* start *

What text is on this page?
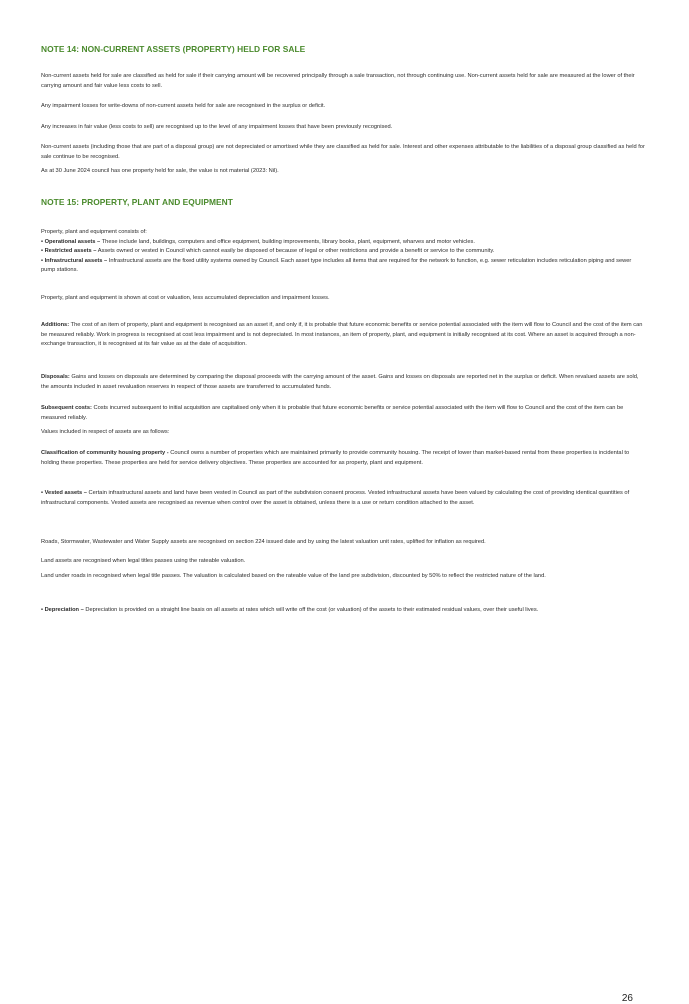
NOTE 14: NON-CURRENT ASSETS (PROPERTY) HELD FOR SALE

Non-current assets held for sale are classified as held for sale if their carrying amount will be recovered principally through a sale transaction, not through continuing use. Non-current assets held for sale are measured at the lower of their carrying amount and fair value less costs to sell.

Any impairment losses for write-downs of non-current assets held for sale are recognised in the surplus or deficit.

Any increases in fair value (less costs to sell) are recognised up to the level of any impairment losses that have been previously recognised.

Non-current assets (including those that are part of a disposal group) are not depreciated or amortised while they are classified as held for sale. Interest and other expenses attributable to the liabilities of a disposal group classified as held for sale continue to be recognised.

As at 30 June 2024 council has one property held for sale, the value is not material (2023: Nil).

NOTE 15: PROPERTY, PLANT AND EQUIPMENT
Property, plant and equipment consists of:
• Operational assets – These include land, buildings, computers and office equipment, building improvements, library books, plant, equipment, wharves and motor vehicles.
• Restricted assets – Assets owned or vested in Council which cannot easily be disposed of because of legal or other restrictions and provide a benefit or service to the community.
• Infrastructural assets – Infrastructural assets are the fixed utility systems owned by Council. Each asset type includes all items that are required for the network to function, e.g. sewer reticulation includes reticulation piping and sewer pump stations.

Property, plant and equipment is shown at cost or valuation, less accumulated depreciation and impairment losses.

Additions: The cost of an item of property, plant and equipment is recognised as an asset if, and only if, it is probable that future economic benefits or service potential associated with the item will flow to Council and the cost of the item can be measured reliably. Work in progress is recognised at cost less impairment and is not depreciated. In most instances, an item of property, plant, and equipment is initially recognised at its cost. Where an asset is acquired through a non-exchange transaction, it is recognised at its fair value as at the date of acquisition.

Disposals: Gains and losses on disposals are determined by comparing the disposal proceeds with the carrying amount of the asset. Gains and losses on disposals are reported net in the surplus or deficit. When revalued assets are sold, the amounts included in asset revaluation reserves in respect of those assets are transferred to accumulated funds.

Subsequent costs: Costs incurred subsequent to initial acquisition are capitalised only when it is probable that future economic benefits or service potential associated with the item will flow to Council and the cost of the item can be measured reliably.

Values included in respect of assets are as follows:

Classification of community housing property - Council owns a number of properties which are maintained primarily to provide community housing. The receipt of lower than market-based rental from these properties is incidental to holding these properties. These properties are held for service delivery objectives. These properties are accounted for as property, plant and equipment.

• Vested assets – Certain infrastructural assets and land have been vested in Council as part of the subdivision consent process. Vested infrastructural assets have been valued by calculating the cost of providing identical quantities of infrastructural components. Vested assets are recognised as revenue when control over the asset is obtained, unless there is a use or return condition attached to the asset.

Roads, Stormwater, Wastewater and Water Supply assets are recognised on section 224 issued date and by using the latest valuation unit rates, uplifted for inflation as required.

Land assets are recognised when legal titles passes using the rateable valuation.

Land under roads in recognised when legal title passes. The valuation is calculated based on the rateable value of the land pre subdivision, discounted by 50% to reflect the restricted nature of the land.

• Depreciation – Depreciation is provided on a straight line basis on all assets at rates which will write off the cost (or valuation) of the assets to their estimated residual values, over their useful lives.

26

* end *

* [SET TASK]: Show all lines from the data above in which the word "deficit" appears.

* [CORRECT OUTPUT]:
Any impairment losses for write-downs of non-current assets held for sale are recognised in the surplus or deficit.
Disposals: Gains and losses on disposals are determined by comparing the disposal proceeds with the carrying amount of the asset. Gains and losses on disposals are reported net in the surplus or deficit. When revalued assets are sold, the amounts included in asset revaluation reserves in respect of those assets are transferred to accumulated funds.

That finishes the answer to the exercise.